WRITTEN EXERCISE: Reproduce all of the material word for word.

MATERIAL PROVIDED:
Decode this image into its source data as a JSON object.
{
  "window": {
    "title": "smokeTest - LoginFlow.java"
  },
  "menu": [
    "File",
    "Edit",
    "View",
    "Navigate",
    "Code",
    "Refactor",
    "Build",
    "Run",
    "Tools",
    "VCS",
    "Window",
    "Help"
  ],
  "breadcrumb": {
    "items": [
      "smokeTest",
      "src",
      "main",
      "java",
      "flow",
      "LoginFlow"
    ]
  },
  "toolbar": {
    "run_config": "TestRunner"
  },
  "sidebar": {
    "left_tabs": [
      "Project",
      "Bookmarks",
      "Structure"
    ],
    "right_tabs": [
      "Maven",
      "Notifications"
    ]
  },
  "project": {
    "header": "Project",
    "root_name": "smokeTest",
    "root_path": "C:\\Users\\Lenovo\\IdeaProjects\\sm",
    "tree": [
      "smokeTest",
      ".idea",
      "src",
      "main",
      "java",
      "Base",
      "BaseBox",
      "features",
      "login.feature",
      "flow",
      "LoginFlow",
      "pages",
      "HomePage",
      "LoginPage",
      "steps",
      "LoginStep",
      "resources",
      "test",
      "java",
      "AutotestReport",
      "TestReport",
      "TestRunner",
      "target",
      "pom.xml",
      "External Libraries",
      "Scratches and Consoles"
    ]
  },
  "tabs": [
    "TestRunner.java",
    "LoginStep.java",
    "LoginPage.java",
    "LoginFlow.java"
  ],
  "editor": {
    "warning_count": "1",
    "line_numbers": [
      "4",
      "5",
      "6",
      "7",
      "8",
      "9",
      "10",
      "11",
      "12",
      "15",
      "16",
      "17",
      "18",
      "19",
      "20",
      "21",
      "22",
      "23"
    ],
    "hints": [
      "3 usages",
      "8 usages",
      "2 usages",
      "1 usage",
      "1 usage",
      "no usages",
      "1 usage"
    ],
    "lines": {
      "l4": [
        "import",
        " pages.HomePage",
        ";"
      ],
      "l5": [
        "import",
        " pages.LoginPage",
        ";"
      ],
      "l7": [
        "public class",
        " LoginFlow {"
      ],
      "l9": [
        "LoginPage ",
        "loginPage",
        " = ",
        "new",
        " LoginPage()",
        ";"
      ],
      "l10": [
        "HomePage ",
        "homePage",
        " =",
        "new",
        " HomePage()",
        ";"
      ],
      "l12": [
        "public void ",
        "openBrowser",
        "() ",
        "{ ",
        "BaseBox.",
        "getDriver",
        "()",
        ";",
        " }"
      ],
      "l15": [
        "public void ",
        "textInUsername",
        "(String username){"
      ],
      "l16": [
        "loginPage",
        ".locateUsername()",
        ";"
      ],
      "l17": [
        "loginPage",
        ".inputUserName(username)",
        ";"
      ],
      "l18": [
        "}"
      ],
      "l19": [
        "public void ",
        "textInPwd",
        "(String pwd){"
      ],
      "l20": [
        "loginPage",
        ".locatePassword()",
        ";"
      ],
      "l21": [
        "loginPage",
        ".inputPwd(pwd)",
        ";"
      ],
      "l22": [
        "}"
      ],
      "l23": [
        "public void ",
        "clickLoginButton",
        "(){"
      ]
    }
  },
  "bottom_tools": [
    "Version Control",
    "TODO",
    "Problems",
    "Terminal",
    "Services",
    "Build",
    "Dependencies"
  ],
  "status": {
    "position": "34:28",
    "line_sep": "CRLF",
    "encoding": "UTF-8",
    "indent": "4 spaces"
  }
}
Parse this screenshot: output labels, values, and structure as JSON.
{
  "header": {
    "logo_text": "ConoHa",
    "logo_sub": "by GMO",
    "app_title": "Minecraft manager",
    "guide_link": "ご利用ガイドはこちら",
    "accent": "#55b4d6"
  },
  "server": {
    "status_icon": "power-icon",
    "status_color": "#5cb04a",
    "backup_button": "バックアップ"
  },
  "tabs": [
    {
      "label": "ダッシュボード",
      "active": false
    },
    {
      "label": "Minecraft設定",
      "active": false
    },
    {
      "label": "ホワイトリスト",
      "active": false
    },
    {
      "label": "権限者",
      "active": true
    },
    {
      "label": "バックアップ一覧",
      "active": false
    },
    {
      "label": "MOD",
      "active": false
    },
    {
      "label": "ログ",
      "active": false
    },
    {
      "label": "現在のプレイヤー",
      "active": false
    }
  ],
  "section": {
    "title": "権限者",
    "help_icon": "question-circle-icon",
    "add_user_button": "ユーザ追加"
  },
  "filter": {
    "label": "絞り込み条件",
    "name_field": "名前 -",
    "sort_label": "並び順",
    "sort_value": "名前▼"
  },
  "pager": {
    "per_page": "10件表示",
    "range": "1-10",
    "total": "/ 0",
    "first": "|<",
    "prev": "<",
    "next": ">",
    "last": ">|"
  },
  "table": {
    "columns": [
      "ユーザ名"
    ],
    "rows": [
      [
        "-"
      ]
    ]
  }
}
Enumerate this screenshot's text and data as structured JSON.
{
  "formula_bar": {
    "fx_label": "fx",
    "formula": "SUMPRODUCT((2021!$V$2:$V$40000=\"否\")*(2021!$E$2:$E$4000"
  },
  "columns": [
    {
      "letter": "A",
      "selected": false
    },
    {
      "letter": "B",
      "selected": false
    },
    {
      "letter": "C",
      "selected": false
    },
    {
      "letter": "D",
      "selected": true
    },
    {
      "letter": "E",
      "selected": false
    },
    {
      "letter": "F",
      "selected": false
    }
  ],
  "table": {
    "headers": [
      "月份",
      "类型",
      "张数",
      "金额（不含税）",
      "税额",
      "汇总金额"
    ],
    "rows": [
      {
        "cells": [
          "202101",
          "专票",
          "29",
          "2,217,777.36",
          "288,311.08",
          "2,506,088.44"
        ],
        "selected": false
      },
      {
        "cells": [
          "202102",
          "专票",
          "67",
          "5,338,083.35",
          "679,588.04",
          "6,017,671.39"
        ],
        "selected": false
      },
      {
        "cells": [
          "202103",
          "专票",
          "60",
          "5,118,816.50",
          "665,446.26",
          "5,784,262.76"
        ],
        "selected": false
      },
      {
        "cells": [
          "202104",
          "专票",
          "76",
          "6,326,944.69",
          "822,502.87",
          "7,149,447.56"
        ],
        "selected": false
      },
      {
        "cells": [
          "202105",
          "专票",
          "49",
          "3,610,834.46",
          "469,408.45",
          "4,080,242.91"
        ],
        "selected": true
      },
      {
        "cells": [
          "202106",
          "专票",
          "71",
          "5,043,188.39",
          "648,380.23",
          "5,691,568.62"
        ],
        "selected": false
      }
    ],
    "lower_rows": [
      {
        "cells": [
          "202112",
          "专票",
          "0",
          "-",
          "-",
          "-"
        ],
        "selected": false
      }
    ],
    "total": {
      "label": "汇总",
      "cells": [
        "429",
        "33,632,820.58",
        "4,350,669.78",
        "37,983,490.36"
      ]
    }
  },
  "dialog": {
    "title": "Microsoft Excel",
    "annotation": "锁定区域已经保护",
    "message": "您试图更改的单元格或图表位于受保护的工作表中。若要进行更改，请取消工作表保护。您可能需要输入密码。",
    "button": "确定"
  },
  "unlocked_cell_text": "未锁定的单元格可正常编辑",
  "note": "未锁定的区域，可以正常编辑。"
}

WRITTEN SOLUTION:
Decode this image into its source data as a JSON object.
{
  "window": {
    "title": "smokeTest - LoginFlow.java"
  },
  "menu": [
    "File",
    "Edit",
    "View",
    "Navigate",
    "Code",
    "Refactor",
    "Build",
    "Run",
    "Tools",
    "VCS",
    "Window",
    "Help"
  ],
  "breadcrumb": {
    "items": [
      "smokeTest",
      "src",
      "main",
      "java",
      "flow",
      "LoginFlow"
    ]
  },
  "toolbar": {
    "run_config": "TestRunner"
  },
  "sidebar": {
    "left_tabs": [
      "Project",
      "Bookmarks",
      "Structure"
    ],
    "right_tabs": [
      "Maven",
      "Notifications"
    ]
  },
  "project": {
    "header": "Project",
    "root_name": "smokeTest",
    "root_path": "C:\\Users\\Lenovo\\IdeaProjects\\sm",
    "tree": [
      "smokeTest",
      ".idea",
      "src",
      "main",
      "java",
      "Base",
      "BaseBox",
      "features",
      "login.feature",
      "flow",
      "LoginFlow",
      "pages",
      "HomePage",
      "LoginPage",
      "steps",
      "LoginStep",
      "resources",
      "test",
      "java",
      "AutotestReport",
      "TestReport",
      "TestRunner",
      "target",
      "pom.xml",
      "External Libraries",
      "Scratches and Consoles"
    ]
  },
  "tabs": [
    "TestRunner.java",
    "LoginStep.java",
    "LoginPage.java",
    "LoginFlow.java"
  ],
  "editor": {
    "warning_count": "1",
    "line_numbers": [
      "4",
      "5",
      "6",
      "7",
      "8",
      "9",
      "10",
      "11",
      "12",
      "15",
      "16",
      "17",
      "18",
      "19",
      "20",
      "21",
      "22",
      "23"
    ],
    "hints": [
      "3 usages",
      "8 usages",
      "2 usages",
      "1 usage",
      "1 usage",
      "no usages",
      "1 usage"
    ],
    "lines": {
      "l4": [
        "import",
        " pages.HomePage",
        ";"
      ],
      "l5": [
        "import",
        " pages.LoginPage",
        ";"
      ],
      "l7": [
        "public class",
        " LoginFlow {"
      ],
      "l9": [
        "LoginPage ",
        "loginPage",
        " = ",
        "new",
        " LoginPage()",
        ";"
      ],
      "l10": [
        "HomePage ",
        "homePage",
        " =",
        "new",
        " HomePage()",
        ";"
      ],
      "l12": [
        "public void ",
        "openBrowser",
        "() ",
        "{ ",
        "BaseBox.",
        "getDriver",
        "()",
        ";",
        " }"
      ],
      "l15": [
        "public void ",
        "textInUsername",
        "(String username){"
      ],
      "l16": [
        "loginPage",
        ".locateUsername()",
        ";"
      ],
      "l17": [
        "loginPage",
        ".inputUserName(username)",
        ";"
      ],
      "l18": [
        "}"
      ],
      "l19": [
        "public void ",
        "textInPwd",
        "(String pwd){"
      ],
      "l20": [
        "loginPage",
        ".locatePassword()",
        ";"
      ],
      "l21": [
        "loginPage",
        ".inputPwd(pwd)",
        ";"
      ],
      "l22": [
        "}"
      ],
      "l23": [
        "public void ",
        "clickLoginButton",
        "(){"
      ]
    }
  },
  "bottom_tools": [
    "Version Control",
    "TODO",
    "Problems",
    "Terminal",
    "Services",
    "Build",
    "Dependencies"
  ],
  "status": {
    "position": "34:28",
    "line_sep": "CRLF",
    "encoding": "UTF-8",
    "indent": "4 spaces"
  }
}
Parse this screenshot: output labels, values, and structure as JSON.
{
  "header": {
    "logo_text": "ConoHa",
    "logo_sub": "by GMO",
    "app_title": "Minecraft manager",
    "guide_link": "ご利用ガイドはこちら",
    "accent": "#55b4d6"
  },
  "server": {
    "status_icon": "power-icon",
    "status_color": "#5cb04a",
    "backup_button": "バックアップ"
  },
  "tabs": [
    {
      "label": "ダッシュボード",
      "active": false
    },
    {
      "label": "Minecraft設定",
      "active": false
    },
    {
      "label": "ホワイトリスト",
      "active": false
    },
    {
      "label": "権限者",
      "active": true
    },
    {
      "label": "バックアップ一覧",
      "active": false
    },
    {
      "label": "MOD",
      "active": false
    },
    {
      "label": "ログ",
      "active": false
    },
    {
      "label": "現在のプレイヤー",
      "active": false
    }
  ],
  "section": {
    "title": "権限者",
    "help_icon": "question-circle-icon",
    "add_user_button": "ユーザ追加"
  },
  "filter": {
    "label": "絞り込み条件",
    "name_field": "名前 -",
    "sort_label": "並び順",
    "sort_value": "名前▼"
  },
  "pager": {
    "per_page": "10件表示",
    "range": "1-10",
    "total": "/ 0",
    "first": "|<",
    "prev": "<",
    "next": ">",
    "last": ">|"
  },
  "table": {
    "columns": [
      "ユーザ名"
    ],
    "rows": [
      [
        "-"
      ]
    ]
  }
}
Enumerate this screenshot's text and data as structured JSON.
{
  "formula_bar": {
    "fx_label": "fx",
    "formula": "SUMPRODUCT((2021!$V$2:$V$40000=\"否\")*(2021!$E$2:$E$4000"
  },
  "columns": [
    {
      "letter": "A",
      "selected": false
    },
    {
      "letter": "B",
      "selected": false
    },
    {
      "letter": "C",
      "selected": false
    },
    {
      "letter": "D",
      "selected": true
    },
    {
      "letter": "E",
      "selected": false
    },
    {
      "letter": "F",
      "selected": false
    }
  ],
  "table": {
    "headers": [
      "月份",
      "类型",
      "张数",
      "金额（不含税）",
      "税额",
      "汇总金额"
    ],
    "rows": [
      {
        "cells": [
          "202101",
          "专票",
          "29",
          "2,217,777.36",
          "288,311.08",
          "2,506,088.44"
        ],
        "selected": false
      },
      {
        "cells": [
          "202102",
          "专票",
          "67",
          "5,338,083.35",
          "679,588.04",
          "6,017,671.39"
        ],
        "selected": false
      },
      {
        "cells": [
          "202103",
          "专票",
          "60",
          "5,118,816.50",
          "665,446.26",
          "5,784,262.76"
        ],
        "selected": false
      },
      {
        "cells": [
          "202104",
          "专票",
          "76",
          "6,326,944.69",
          "822,502.87",
          "7,149,447.56"
        ],
        "selected": false
      },
      {
        "cells": [
          "202105",
          "专票",
          "49",
          "3,610,834.46",
          "469,408.45",
          "4,080,242.91"
        ],
        "selected": true
      },
      {
        "cells": [
          "202106",
          "专票",
          "71",
          "5,043,188.39",
          "648,380.23",
          "5,691,568.62"
        ],
        "selected": false
      }
    ],
    "lower_rows": [
      {
        "cells": [
          "202112",
          "专票",
          "0",
          "-",
          "-",
          "-"
        ],
        "selected": false
      }
    ],
    "total": {
      "label": "汇总",
      "cells": [
        "429",
        "33,632,820.58",
        "4,350,669.78",
        "37,983,490.36"
      ]
    }
  },
  "dialog": {
    "title": "Microsoft Excel",
    "annotation": "锁定区域已经保护",
    "message": "您试图更改的单元格或图表位于受保护的工作表中。若要进行更改，请取消工作表保护。您可能需要输入密码。",
    "button": "确定"
  },
  "unlocked_cell_text": "未锁定的单元格可正常编辑",
  "note": "未锁定的区域，可以正常编辑。"
}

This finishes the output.